* **CONSIGNES À RESPECTER**:
1. Répondez aux questions suivantes à partir de la source :
(a) Combien d'années le projet du film a-t-il mis à voir le jour ?
(b) Dans quelle ville le réalisateur a-t-il grandi ?
(c) Quelle affiche de film a-t-il aperçue un jour dans la rue ?
2. Expliquez, d'après la source, pourquoi l'affiche aperçue dans la rue a autant marqué le réalisateur.
3. Citez le passage de la source qui va de "Dès 12 ou 13 ans, j’étais" jusqu'à "cinéma est née." inclus.

« Le Marchand de sable » de Steve Achiepo : un film « né d’un conflit moral personnel »

« Le Marchand de sable » de Steve Achiepo : un film « né d’un conflit moral personnel »

14 février 2023
Cinéma
« Le Marchand de sable ».
« Le Marchand de sable ». The Jokers

Dans son premier long métrage, le réalisateur raconte l’histoire d’un livreur qui s’improvise marchand de sommeil pour trouver un logement à ses proches fuyant le conflit en Côte d’Ivoire. Retour sur son parcours de cinéaste et la genèse d’un projet qui a mis huit ans à voir le jour.


Qu’est-ce qui vous a donné envie de devenir réalisateur ?

Dès 12 ou 13 ans, j’étais très cinéphile, avec un penchant particulier pour les cinémas japonais et chinois. J’ai grandi à Cergy et avec mes amis, pour combler le désert culturel dans lequel nous vivions, on s’était créé une sorte de ciné-club qui ne portait pas son nom. On allait dans le quartier chinois du 13e arrondissement parisien acheter des films asiatiques sous-titrés en anglais. On ne parlait ni chinois ni anglais, mais on était fascinés par ces films et leurs acteurs. Et puis, un jour, je suis tombé dans la rue sur une affiche d’In the Mood for Love. C’est la première fois que je voyais des comédiens de ces films qu’on regardait avec mes potes sur une affiche de cinéma en France. Je suis allé le voir et j’en suis ressorti subjugué. Un tournant dans ma vie. C’est en sortant de la salle que mon envie de faire du cinéma est née.

Comment vous y êtes-vous employé ?

* **SECTION DES DONNÉES**:
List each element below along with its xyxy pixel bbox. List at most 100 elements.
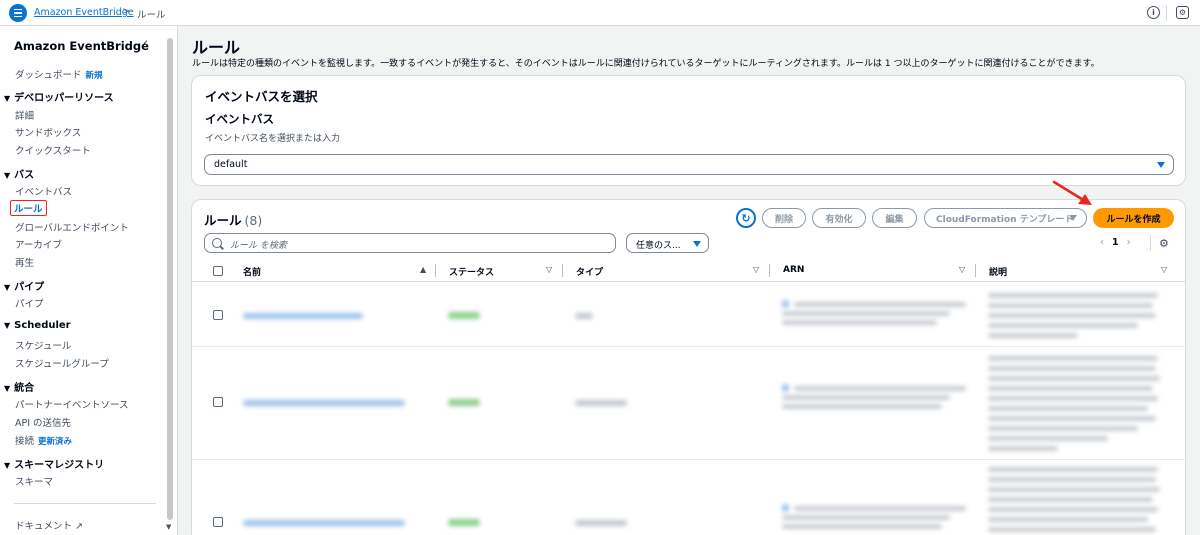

* **RÉPONSES DANS L'ORDRE**:
1.
(a) Huit ans.
(b) À Cergy.
(c) Celle d'In the Mood for Love.

2. C'était la première fois qu'il voyait sur une affiche de cinéma en France des comédiens des films asiatiques qu'il regardait avec ses amis. Il est allé voir le film, en est ressorti subjugué, et c'est à ce moment qu'est née son envie de faire du cinéma.

3.
Dès 12 ou 13 ans, j’étais très cinéphile, avec un penchant particulier pour les cinémas japonais et chinois. J’ai grandi à Cergy et avec mes amis, pour combler le désert culturel dans lequel nous vivions, on s’était créé une sorte de ciné-club qui ne portait pas son nom. On allait dans le quartier chinois du 13e arrondissement parisien acheter des films asiatiques sous-titrés en anglais. On ne parlait ni chinois ni anglais, mais on était fascinés par ces films et leurs acteurs. Et puis, un jour, je suis tombé dans la rue sur une affiche d’In the Mood for Love. C’est la première fois que je voyais des comédiens de ces films qu’on regardait avec mes potes sur une affiche de cinéma en France. Je suis allé le voir et j’en suis ressorti subjugué. Un tournant dans ma vie. C’est en sortant de la salle que mon envie de faire du cinéma est née.